**Texto fornecido:**
- - -
Ele citou o voto do ministro Gilmar
Mendes, que havia feito uma distinção entre dois tipos de crime. Numa
categoria, ele colocou os crimes contra a administração pública e
aqueles que resultam em condenação superior a quatro anos. Nesses casos,
a perda do mandato parlamentar é decretada pelo Judiciário. Nas demais
hipóteses, cabe à Câmara para dar a decisão final. Para justificar seu
raciocínio, Celso combinou artigos da Constituição e do Código Penal.
—
Nessas duas hipóteses, a perda do mandato é uma consequência direta e
imediata da suspensão de direitos políticos causada pela decisão
transitada em julgado. Neste caso, a Casa legislativa à qual pertence o
congressista procederá meramente declarando esse fato. Nos demais casos,
subsiste a deliberação da Casa legislativa. A Casa legislativa poderá
então, por votação secreta e com maioria absoluta, cassar aquele mandato
ou simplesmente, não alcançada a maioria absoluta, tornar intacto esse
mesmo mandato parlamentar — argumentou.
O ministro Marco Aurélio Mello, que havia votado da mesma forma, concordou com Celso:
—
A consequência (perda do mandato) é a consequência querida pela Carta
da República. E limita-se à Mesa, e não à Casa legislativa (plenário),
declarar a perda. É uma providência meramente declaratória e não
constitutiva.
Após a conclusão do julgamento, as primeiras palavras de Joaquim foram:
— Concluímos. Finalmente.
E completou:
—
Nunca mais vão ouvir falar de uma ação tão longa, de um julgamento tão
complexo. A lição (do julgamento) é de que o Supremo não deve chamar
para si processo dessa dimensão, porque o tribunal está parado há quatro
meses.
- - -
**Material fornecido:**
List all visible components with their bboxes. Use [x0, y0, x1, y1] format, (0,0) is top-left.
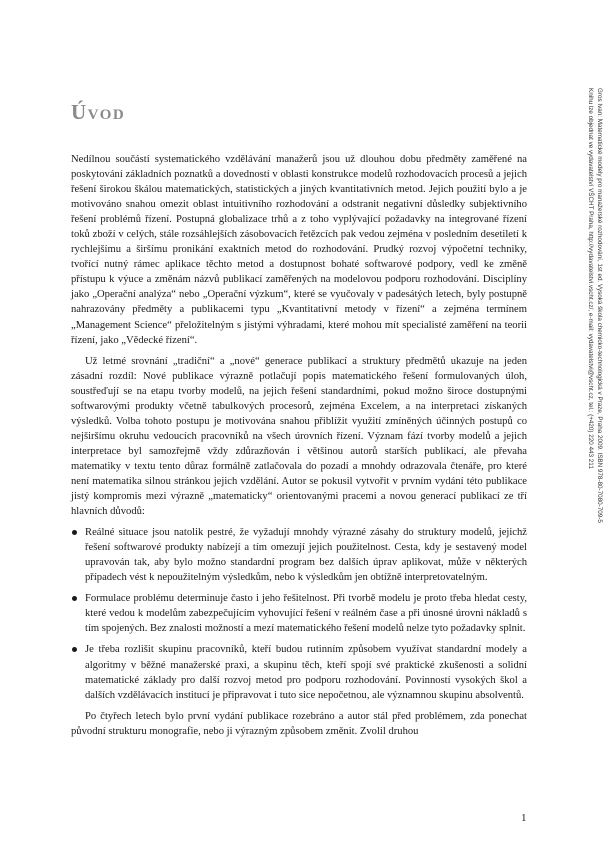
- side-note-order-info: Knihu lze objednat ve vydavatelství VŠCHT Praha, http://vydavatelstvi.vscht.cz/, e-mail: vydavatelstvi@vscht.cz, tel.: (+420) 220 443 211: [587, 88, 594, 469]
- page-number: 1: [521, 812, 527, 824]
- list-item: [71, 642, 527, 702]
- reasons-list: [71, 525, 527, 703]
- chapter-title: Úvod: [71, 100, 126, 124]
- paragraph-1: Nedílnou součástí systematického vzdělávání manažerů jsou už dlouhou dobu předměty zaměřené na poskytování základních poznatků a dovedností v oblasti konstrukce modelů rozhodovacích procesů a jejich řešení širokou škálou matematických, statistických a jiných kvantitativních metod. Jejich použití bylo a je motivováno snahou omezit oblast intuitivního rozhodování a odstranit negativní důsledky subjektivního řešení problémů řízení. Postupná globalizace trhů a z toho vyplývající požadavky na integrované řízení toků zboží v celých, stále rozsáhlejších zásobovacích řetězcích pak vedou zejména v posledním desetiletí k rychlejšímu a širšímu pronikání exaktních metod do rozhodování. Prudký rozvoj výpočetní techniky, tvořící nutný rámec aplikace těchto metod a dostupnost bohaté softwarové podpory, vedl ke změně přístupu k výuce a změnám názvů publikací zaměřených na modelovou podporu rozhodování. Disciplíny jako „Operační analýza“ nebo „Operační výzkum“, které se vyučovaly v padesátých letech, byly postupně nahrazovány předměty a publikacemi typu „Kvantitativní metody v řízení“ a zejména termínem „Management Science“ přeložitelným s jistými výhradami, které mohou mít specialisté zaměření na teorii řízení, jako „Vědecké řízení“.: [71, 154, 527, 346]
- body-text: [71, 152, 527, 739]
- side-note-citation: Gros Ivan: Matematické modely pro manažerské rozhodování, 1st ed. Vysoká škola chemicko-technologická v Praze, Praha 2009. ISBN 978-80-7080-709-5: [596, 88, 603, 523]
- paragraph-3: Po čtyřech letech bylo první vydání publikace rozebráno a autor stál před problémem, zda ponechat původní strukturu monografie, nebo ji výrazným způsobem změnit. Zvolil druhou: [71, 710, 527, 737]
- list-item: [71, 525, 527, 585]
- list-item-text: Je třeba rozlišit skupinu pracovníků, kteří budou rutinním způsobem využívat standardní modely a algoritmy v běžné manažerské praxi, a skupinu těch, kteří spojí své praktické zkušenosti a solidní matematické základy pro další rozvoj metod pro podporu rozhodování. Povinností vysokých škol a dalších vzdělávacích institucí je připravovat i tuto sice nepočetnou, ale významnou skupinu absolventů.: [85, 644, 527, 701]
- list-item: [71, 591, 527, 636]
- paragraph-2: Už letmé srovnání „tradiční“ a „nové“ generace publikací a struktury předmětů ukazuje na jeden zásadní rozdíl: Nové publikace výrazně potlačují popis matematického řešení formulovaných úloh, soustřeďují se na etapu tvorby modelů, na jejich řešení standardními, pokud možno široce dostupnými softwarovými produkty včetně tabulkových procesorů, zejména Excelem, a na interpretaci získaných výsledků. Volba tohoto postupu je motivována snahou přiblížit využití zmíněných účinných postupů co nejširšímu okruhu vedoucích pracovníků na všech úrovních řízení. Význam fází tvorby modelů a jejich interpretace byl samozřejmě vždy zdůrazňován i většinou autorů starších publikací, ale převaha matematiky v textu tento důraz formálně zatlačovala do pozadí a mnohdy odrazovala čtenáře, pro které není matematika silnou stránkou jejich vzdělání. Autor se pokusil vytvořit v prvním vydání této publikace jistý kompromis mezi výrazně „matematicky“ orientovanými pracemi a novou generací publikací ze tří hlavních důvodů:: [71, 355, 527, 518]
- list-item-text: Reálné situace jsou natolik pestré, že vyžadují mnohdy výrazné zásahy do struktury modelů, jejichž řešení softwarové produkty nabízejí a tím omezují jejich použitelnost. Cesta, kdy je sestavený model upravován tak, aby bylo možno standardní program bez dalších úprav aplikovat, může v některých případech vést k nepoužitelným výsledkům, nebo k výsledkům jen obtížně interpretovatelným.: [85, 527, 527, 584]
- bullet-icon: [72, 530, 77, 535]
- list-item-text: Formulace problému determinuje často i jeho řešitelnost. Při tvorbě modelu je proto třeba hledat cesty, které vedou k modelům zabezpečujícím vyhovující řešení v reálném čase a při únosné úrovni nákladů s tím spojených. Bez znalosti možností a mezí matematického řešení modelů nelze tyto požadavky splnit.: [85, 593, 527, 635]
- bullet-icon: [72, 647, 77, 652]
- copyright-side-note: [586, 88, 604, 648]
- bullet-icon: [72, 596, 77, 601]
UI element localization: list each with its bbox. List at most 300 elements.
- - -
**Descrição do problema:** Escreva a continuação do texto sobre o julgamento no Supremo, começando logo após a última frase.

**Resposta:**
Sobre o pedido de prisão dos condenados, normalmente o
STF determina após o trânsito em julgado — ou seja, quando o réu não
tiver mais possibilidade de recorrer da decisão. Questionado se o STF já
tinha determinado a prisão antes do fim do processo, Joaquim respondeu:
—
Desde que estou aqui, não tenho essa informação não. Mas há sim
(precedentes) em turmas. Em turmas, é bastante comum em julgamento de
habeas corpus, de recurso mais comum, recurso extraordinário.
Roberto Gurgel explicou a razão de não ter apresentado nesta segunda-feira o pedido de prisão:
—
Eu na verdade gostaria de aguardar a conclusão do julgamento. Tão logo
concluído o julgamento, eu faria por intermédio de uma petição que
disporia de uma forma mais adequada essa pretensão do Ministério
Público. Gostaria de fazê-lo apenas após a conclusão do julgamento.
Nesta
segunda-feira, o Supremo também discutiu a redefinição de multas. A
multa do advogado Rogério Tolentino foi de R$ 312 mil para R$ 494 mil.
Tolentino foi condenado a seis anos e dois meses pelos crimes de
corrupção ativa e lavagem de dinheiro.